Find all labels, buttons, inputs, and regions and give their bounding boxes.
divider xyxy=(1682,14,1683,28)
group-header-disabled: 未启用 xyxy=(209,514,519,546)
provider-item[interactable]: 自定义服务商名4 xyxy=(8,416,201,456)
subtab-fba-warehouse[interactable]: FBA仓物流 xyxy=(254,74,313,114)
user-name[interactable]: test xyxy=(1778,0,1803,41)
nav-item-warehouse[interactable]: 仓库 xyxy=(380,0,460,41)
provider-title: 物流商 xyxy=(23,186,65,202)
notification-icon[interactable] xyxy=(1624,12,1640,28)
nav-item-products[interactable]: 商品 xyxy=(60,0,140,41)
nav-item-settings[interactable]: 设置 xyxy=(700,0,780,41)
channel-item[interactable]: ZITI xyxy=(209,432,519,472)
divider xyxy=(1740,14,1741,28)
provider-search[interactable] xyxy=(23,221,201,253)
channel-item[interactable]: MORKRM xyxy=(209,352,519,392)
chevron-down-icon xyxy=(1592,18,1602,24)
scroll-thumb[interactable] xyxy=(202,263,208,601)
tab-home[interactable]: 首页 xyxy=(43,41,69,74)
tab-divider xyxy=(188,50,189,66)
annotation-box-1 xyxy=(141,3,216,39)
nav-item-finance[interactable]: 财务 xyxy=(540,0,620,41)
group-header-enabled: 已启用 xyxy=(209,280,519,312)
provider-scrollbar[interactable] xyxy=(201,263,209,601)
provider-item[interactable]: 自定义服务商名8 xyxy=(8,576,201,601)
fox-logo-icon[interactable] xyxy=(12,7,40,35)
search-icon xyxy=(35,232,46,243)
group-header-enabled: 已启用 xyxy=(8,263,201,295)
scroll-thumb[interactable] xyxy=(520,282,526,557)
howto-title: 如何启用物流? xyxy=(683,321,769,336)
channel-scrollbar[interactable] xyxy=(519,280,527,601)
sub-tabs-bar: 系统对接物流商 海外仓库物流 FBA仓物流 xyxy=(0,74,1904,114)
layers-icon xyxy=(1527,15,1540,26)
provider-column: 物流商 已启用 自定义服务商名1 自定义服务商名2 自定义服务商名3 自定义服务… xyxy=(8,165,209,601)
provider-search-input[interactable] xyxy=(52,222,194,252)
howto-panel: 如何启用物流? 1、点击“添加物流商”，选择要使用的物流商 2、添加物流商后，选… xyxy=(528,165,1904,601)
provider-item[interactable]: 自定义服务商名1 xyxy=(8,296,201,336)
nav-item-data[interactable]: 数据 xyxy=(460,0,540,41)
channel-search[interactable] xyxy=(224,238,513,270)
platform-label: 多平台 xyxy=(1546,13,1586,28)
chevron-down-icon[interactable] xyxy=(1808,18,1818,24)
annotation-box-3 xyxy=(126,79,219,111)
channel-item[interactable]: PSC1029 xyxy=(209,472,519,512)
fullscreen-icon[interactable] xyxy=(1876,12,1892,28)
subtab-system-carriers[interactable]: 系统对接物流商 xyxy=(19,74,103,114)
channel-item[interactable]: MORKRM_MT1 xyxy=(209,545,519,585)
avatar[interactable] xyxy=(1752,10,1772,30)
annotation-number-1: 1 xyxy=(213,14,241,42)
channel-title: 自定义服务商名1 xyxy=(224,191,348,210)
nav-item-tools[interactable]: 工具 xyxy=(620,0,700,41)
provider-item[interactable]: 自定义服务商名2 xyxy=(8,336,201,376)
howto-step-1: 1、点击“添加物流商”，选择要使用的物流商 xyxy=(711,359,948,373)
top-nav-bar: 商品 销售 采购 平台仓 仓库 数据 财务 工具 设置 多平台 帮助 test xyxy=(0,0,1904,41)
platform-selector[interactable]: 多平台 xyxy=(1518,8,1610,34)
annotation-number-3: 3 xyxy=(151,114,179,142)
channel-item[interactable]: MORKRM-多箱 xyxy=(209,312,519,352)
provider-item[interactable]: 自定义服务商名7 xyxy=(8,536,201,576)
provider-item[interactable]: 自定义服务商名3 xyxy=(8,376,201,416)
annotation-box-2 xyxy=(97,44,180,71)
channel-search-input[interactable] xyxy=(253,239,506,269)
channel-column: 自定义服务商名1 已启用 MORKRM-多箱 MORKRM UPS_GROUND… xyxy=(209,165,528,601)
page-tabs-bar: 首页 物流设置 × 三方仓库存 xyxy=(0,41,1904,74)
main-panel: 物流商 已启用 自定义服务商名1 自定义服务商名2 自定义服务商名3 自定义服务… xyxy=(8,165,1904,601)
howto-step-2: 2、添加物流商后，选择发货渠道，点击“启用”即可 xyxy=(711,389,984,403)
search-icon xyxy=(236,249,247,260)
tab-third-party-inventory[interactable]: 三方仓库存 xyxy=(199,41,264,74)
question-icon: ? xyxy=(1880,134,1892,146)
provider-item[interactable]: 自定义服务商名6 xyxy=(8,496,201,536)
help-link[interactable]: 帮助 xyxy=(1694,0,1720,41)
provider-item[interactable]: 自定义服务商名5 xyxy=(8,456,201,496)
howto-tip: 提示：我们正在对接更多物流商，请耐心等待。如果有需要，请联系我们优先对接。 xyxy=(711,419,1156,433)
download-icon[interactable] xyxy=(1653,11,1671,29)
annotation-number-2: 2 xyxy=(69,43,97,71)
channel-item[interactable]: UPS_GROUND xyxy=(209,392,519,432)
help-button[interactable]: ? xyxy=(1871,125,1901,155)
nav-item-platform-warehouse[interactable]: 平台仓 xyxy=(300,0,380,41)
▬▬▬▬▬▬
Render all of the items above as a JSON list of strings, with one string for each line and any blank lines omitted.

FINISHED EXERCISE
[
  "Find all labels, buttons, inputs, and regions and give their bounding boxes.",
  "divider xyxy=(1682,14,1683,28)",
  "group-header-disabled: 未启用 xyxy=(209,514,519,546)",
  "provider-item[interactable]: 自定义服务商名4 xyxy=(8,416,201,456)",
  "subtab-fba-warehouse[interactable]: FBA仓物流 xyxy=(254,74,313,114)",
  "user-name[interactable]: test xyxy=(1778,0,1803,41)",
  "nav-item-warehouse[interactable]: 仓库 xyxy=(380,0,460,41)",
  "provider-title: 物流商 xyxy=(23,186,65,202)",
  "notification-icon[interactable] xyxy=(1624,12,1640,28)",
  "nav-item-products[interactable]: 商品 xyxy=(60,0,140,41)",
  "nav-item-settings[interactable]: 设置 xyxy=(700,0,780,41)",
  "channel-item[interactable]: ZITI xyxy=(209,432,519,472)",
  "divider xyxy=(1740,14,1741,28)",
  "provider-search[interactable] xyxy=(23,221,201,253)",
  "channel-item[interactable]: MORKRM xyxy=(209,352,519,392)",
  "chevron-down-icon xyxy=(1592,18,1602,24)",
  "scroll-thumb[interactable] xyxy=(202,263,208,601)",
  "tab-home[interactable]: 首页 xyxy=(43,41,69,74)",
  "tab-divider xyxy=(188,50,189,66)",
  "annotation-box-1 xyxy=(141,3,216,39)",
  "nav-item-finance[interactable]: 财务 xyxy=(540,0,620,41)",
  "group-header-enabled: 已启用 xyxy=(209,280,519,312)",
  "provider-scrollbar[interactable] xyxy=(201,263,209,601)",
  "provider-item[interactable]: 自定义服务商名8 xyxy=(8,576,201,601)",
  "fox-logo-icon[interactable] xyxy=(12,7,40,35)",
  "search-icon xyxy=(35,232,46,243)",
  "group-header-enabled: 已启用 xyxy=(8,263,201,295)",
  "scroll-thumb[interactable] xyxy=(520,282,526,557)",
  "howto-title: 如何启用物流? xyxy=(683,321,769,336)",
  "channel-scrollbar[interactable] xyxy=(519,280,527,601)",
  "sub-tabs-bar: 系统对接物流商 海外仓库物流 FBA仓物流 xyxy=(0,74,1904,114)",
  "layers-icon xyxy=(1527,15,1540,26)",
  "provider-column: 物流商 已启用 自定义服务商名1 自定义服务商名2 自定义服务商名3 自定义服务… xyxy=(8,165,209,601)",
  "provider-search-input[interactable] xyxy=(52,222,194,252)",
  "howto-panel: 如何启用物流? 1、点击“添加物流商”，选择要使用的物流商 2、添加物流商后，选… xyxy=(528,165,1904,601)",
  "provider-item[interactable]: 自定义服务商名1 xyxy=(8,296,201,336)",
  "nav-item-data[interactable]: 数据 xyxy=(460,0,540,41)",
  "channel-search[interactable] xyxy=(224,238,513,270)",
  "platform-label: 多平台 xyxy=(1546,13,1586,28)",
  "chevron-down-icon[interactable] xyxy=(1808,18,1818,24)",
  "annotation-box-3 xyxy=(126,79,219,111)",
  "channel-item[interactable]: PSC1029 xyxy=(209,472,519,512)",
  "fullscreen-icon[interactable] xyxy=(1876,12,1892,28)",
  "subtab-system-carriers[interactable]: 系统对接物流商 xyxy=(19,74,103,114)",
  "channel-item[interactable]: MORKRM_MT1 xyxy=(209,545,519,585)",
  "avatar[interactable] xyxy=(1752,10,1772,30)",
  "annotation-number-1: 1 xyxy=(213,14,241,42)",
  "channel-title: 自定义服务商名1 xyxy=(224,191,348,210)",
  "nav-item-tools[interactable]: 工具 xyxy=(620,0,700,41)",
  "provider-item[interactable]: 自定义服务商名2 xyxy=(8,336,201,376)",
  "howto-step-1: 1、点击“添加物流商”，选择要使用的物流商 xyxy=(711,359,948,373)",
  "top-nav-bar: 商品 销售 采购 平台仓 仓库 数据 财务 工具 设置 多平台 帮助 test xyxy=(0,0,1904,41)",
  "platform-selector[interactable]: 多平台 xyxy=(1518,8,1610,34)",
  "annotation-number-3: 3 xyxy=(151,114,179,142)",
  "channel-item[interactable]: MORKRM-多箱 xyxy=(209,312,519,352)",
  "provider-item[interactable]: 自定义服务商名7 xyxy=(8,536,201,576)",
  "provider-item[interactable]: 自定义服务商名3 xyxy=(8,376,201,416)",
  "annotation-box-2 xyxy=(97,44,180,71)",
  "channel-search-input[interactable] xyxy=(253,239,506,269)",
  "channel-column: 自定义服务商名1 已启用 MORKRM-多箱 MORKRM UPS_GROUND… xyxy=(209,165,528,601)",
  "page-tabs-bar: 首页 物流设置 × 三方仓库存 xyxy=(0,41,1904,74)",
  "main-panel: 物流商 已启用 自定义服务商名1 自定义服务商名2 自定义服务商名3 自定义服务… xyxy=(8,165,1904,601)",
  "howto-step-2: 2、添加物流商后，选择发货渠道，点击“启用”即可 xyxy=(711,389,984,403)",
  "search-icon xyxy=(236,249,247,260)",
  "tab-third-party-inventory[interactable]: 三方仓库存 xyxy=(199,41,264,74)",
  "question-icon: ? xyxy=(1880,134,1892,146)",
  "provider-item[interactable]: 自定义服务商名6 xyxy=(8,496,201,536)",
  "help-link[interactable]: 帮助 xyxy=(1694,0,1720,41)",
  "provider-item[interactable]: 自定义服务商名5 xyxy=(8,456,201,496)",
  "howto-tip: 提示：我们正在对接更多物流商，请耐心等待。如果有需要，请联系我们优先对接。 xyxy=(711,419,1156,433)",
  "download-icon[interactable] xyxy=(1653,11,1671,29)",
  "annotation-number-2: 2 xyxy=(69,43,97,71)",
  "channel-item[interactable]: UPS_GROUND xyxy=(209,392,519,432)",
  "help-button[interactable]: ? xyxy=(1871,125,1901,155)",
  "nav-item-platform-warehouse[interactable]: 平台仓 xyxy=(300,0,380,41)"
]